>>>>>

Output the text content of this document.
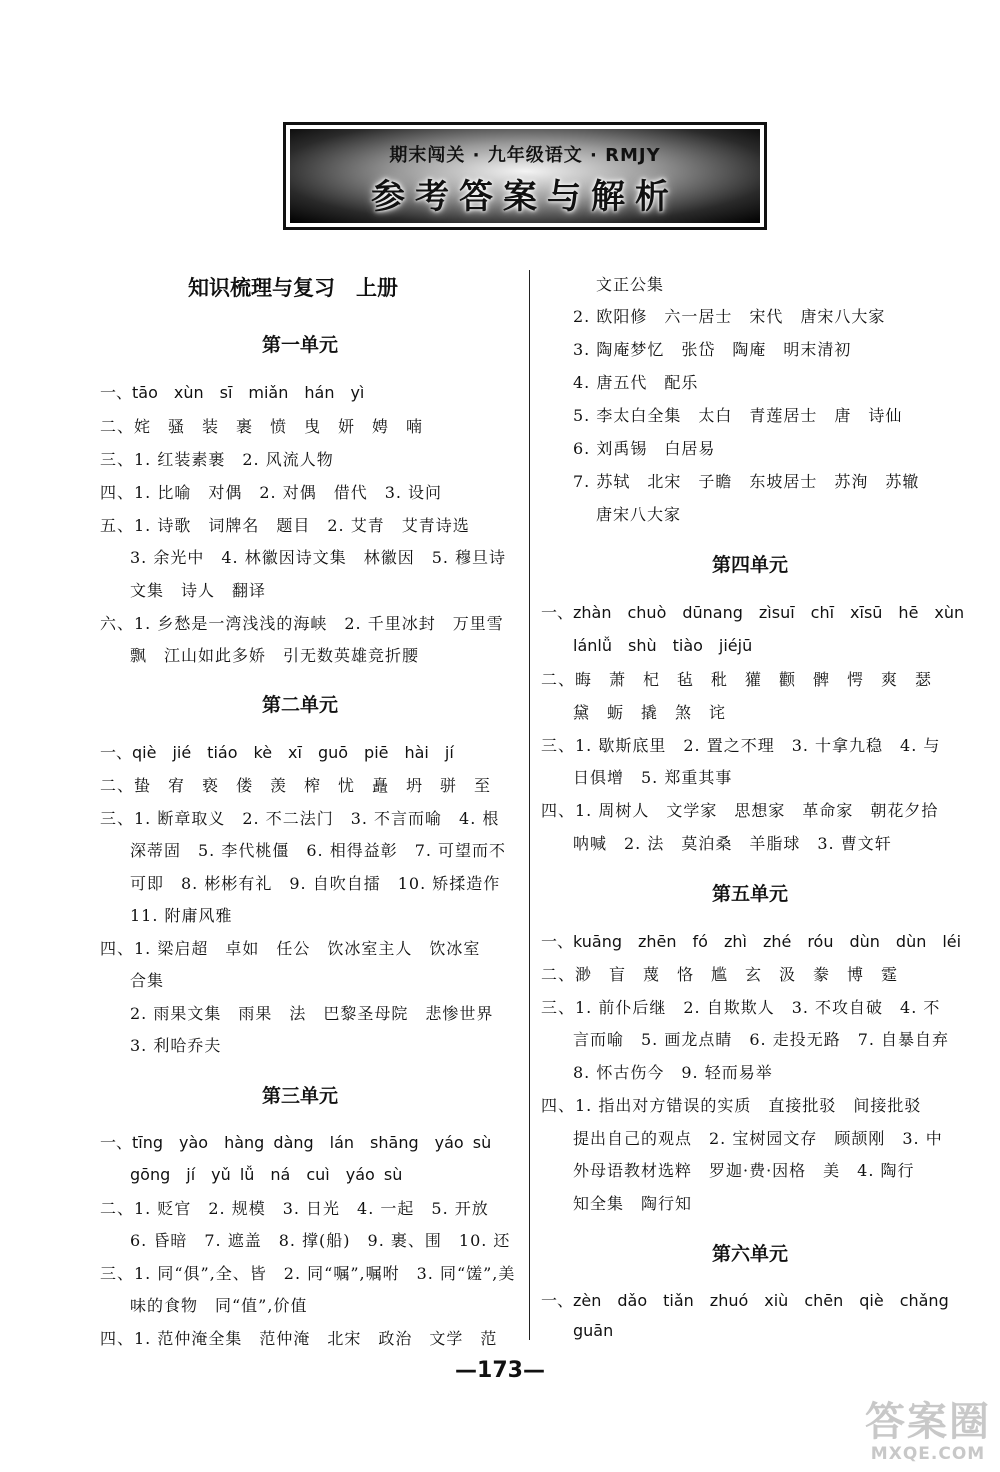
期末闯关 · 九年级语文 · RMJY
参考答案与解析
知识梳理与复习　上册
第一单元
一、tāo　xùn　sī　miǎn　hán　yì
二、姹　骚　装　裹　愤　曳　妍　娉　喃
三、1. 红装素裹　2. 风流人物
四、1. 比喻　对偶　2. 对偶　借代　3. 设问
五、1. 诗歌　词牌名　题目　2. 艾青　艾青诗选
3. 余光中　4. 林徽因诗文集　林徽因　5. 穆旦诗
文集　诗人　翻译
六、1. 乡愁是一湾浅浅的海峡　2. 千里冰封　万里雪
飘　江山如此多娇　引无数英雄竞折腰
第二单元
一、qiè　jié　tiáo　kè　xī　guō　piē　hài　jí
二、蛰　宥　亵　偻　羡　榨　忧　矗　坍　骈　至
三、1. 断章取义　2. 不二法门　3. 不言而喻　4. 根
深蒂固　5. 李代桃僵　6. 相得益彰　7. 可望而不
可即　8. 彬彬有礼　9. 自吹自擂　10. 矫揉造作
11. 附庸风雅
四、1. 梁启超　卓如　任公　饮冰室主人　饮冰室
合集
2. 雨果文集　雨果　法　巴黎圣母院　悲惨世界
3. 利哈乔夫
第三单元
一、tīng　yào　hàng dàng　lán　shāng　yáo sù
gōng　jí　yǔ lǚ　ná　cuì　yáo sù
二、1. 贬官　2. 规模　3. 日光　4. 一起　5. 开放
6. 昏暗　7. 遮盖　8. 撑(船)　9. 裹、围　10. 还
三、1. 同“俱”,全、皆　2. 同“嘱”,嘱咐　3. 同“馐”,美
味的食物　同“值”,价值
四、1. 范仲淹全集　范仲淹　北宋　政治　文学　范
文正公集
2. 欧阳修　六一居士　宋代　唐宋八大家
3. 陶庵梦忆　张岱　陶庵　明末清初
4. 唐五代　配乐
5. 李太白全集　太白　青莲居士　唐　诗仙
6. 刘禹锡　白居易
7. 苏轼　北宋　子瞻　东坡居士　苏洵　苏辙
唐宋八大家
第四单元
一、zhàn　chuò　dūnang　zìsuī　chī　xīsū　hē　xùn
lánlǚ　shù　tiào　jiéjū
二、晦　萧　杞　毡　秕　獾　颧　髀　愕　爽　瑟
黛　蛎　撬　煞　诧
三、1. 歇斯底里　2. 置之不理　3. 十拿九稳　4. 与
日俱增　5. 郑重其事
四、1. 周树人　文学家　思想家　革命家　朝花夕拾
呐喊　2. 法　莫泊桑　羊脂球　3. 曹文轩
第五单元
一、kuāng　zhēn　fó　zhì　zhé　róu　dùn　dùn　léi
二、渺　盲　蔑　恪　尴　玄　汲　豢　博　霆
三、1. 前仆后继　2. 自欺欺人　3. 不攻自破　4. 不
言而喻　5. 画龙点睛　6. 走投无路　7. 自暴自弃
8. 怀古伤今　9. 轻而易举
四、1. 指出对方错误的实质　直接批驳　间接批驳
提出自己的观点　2. 宝树园文存　顾颉刚　3. 中
外母语教材选粹　罗迦·费·因格　美　4. 陶行
知全集　陶行知
第六单元
一、zèn　dǎo　tiǎn　zhuó　xiù　chēn　qiè　chǎng
guān
—173—
答案圈
MXQE.COM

<<<<<

- _Short task_: Using the material above, return every line exactly as it appears, minus the pictures.

- _Task output_:
Output the text content of this document.
期末闯关 · 九年级语文 · RMJY
参考答案与解析
知识梳理与复习　上册
第一单元
一、tāo　xùn　sī　miǎn　hán　yì
二、姹　骚　装　裹　愤　曳　妍　娉　喃
三、1. 红装素裹　2. 风流人物
四、1. 比喻　对偶　2. 对偶　借代　3. 设问
五、1. 诗歌　词牌名　题目　2. 艾青　艾青诗选
3. 余光中　4. 林徽因诗文集　林徽因　5. 穆旦诗
文集　诗人　翻译
六、1. 乡愁是一湾浅浅的海峡　2. 千里冰封　万里雪
飘　江山如此多娇　引无数英雄竞折腰
第二单元
一、qiè　jié　tiáo　kè　xī　guō　piē　hài　jí
二、蛰　宥　亵　偻　羡　榨　忧　矗　坍　骈　至
三、1. 断章取义　2. 不二法门　3. 不言而喻　4. 根
深蒂固　5. 李代桃僵　6. 相得益彰　7. 可望而不
可即　8. 彬彬有礼　9. 自吹自擂　10. 矫揉造作
11. 附庸风雅
四、1. 梁启超　卓如　任公　饮冰室主人　饮冰室
合集
2. 雨果文集　雨果　法　巴黎圣母院　悲惨世界
3. 利哈乔夫
第三单元
一、tīng　yào　hàng dàng　lán　shāng　yáo sù
gōng　jí　yǔ lǚ　ná　cuì　yáo sù
二、1. 贬官　2. 规模　3. 日光　4. 一起　5. 开放
6. 昏暗　7. 遮盖　8. 撑(船)　9. 裹、围　10. 还
三、1. 同“俱”,全、皆　2. 同“嘱”,嘱咐　3. 同“馐”,美
味的食物　同“值”,价值
四、1. 范仲淹全集　范仲淹　北宋　政治　文学　范
文正公集
2. 欧阳修　六一居士　宋代　唐宋八大家
3. 陶庵梦忆　张岱　陶庵　明末清初
4. 唐五代　配乐
5. 李太白全集　太白　青莲居士　唐　诗仙
6. 刘禹锡　白居易
7. 苏轼　北宋　子瞻　东坡居士　苏洵　苏辙
唐宋八大家
第四单元
一、zhàn　chuò　dūnang　zìsuī　chī　xīsū　hē　xùn
lánlǚ　shù　tiào　jiéjū
二、晦　萧　杞　毡　秕　獾　颧　髀　愕　爽　瑟
黛　蛎　撬　煞　诧
三、1. 歇斯底里　2. 置之不理　3. 十拿九稳　4. 与
日俱增　5. 郑重其事
四、1. 周树人　文学家　思想家　革命家　朝花夕拾
呐喊　2. 法　莫泊桑　羊脂球　3. 曹文轩
第五单元
一、kuāng　zhēn　fó　zhì　zhé　róu　dùn　dùn　léi
二、渺　盲　蔑　恪　尴　玄　汲　豢　博　霆
三、1. 前仆后继　2. 自欺欺人　3. 不攻自破　4. 不
言而喻　5. 画龙点睛　6. 走投无路　7. 自暴自弃
8. 怀古伤今　9. 轻而易举
四、1. 指出对方错误的实质　直接批驳　间接批驳
提出自己的观点　2. 宝树园文存　顾颉刚　3. 中
外母语教材选粹　罗迦·费·因格　美　4. 陶行
知全集　陶行知
第六单元
一、zèn　dǎo　tiǎn　zhuó　xiù　chēn　qiè　chǎng
guān
—173—
答案圈
MXQE.COM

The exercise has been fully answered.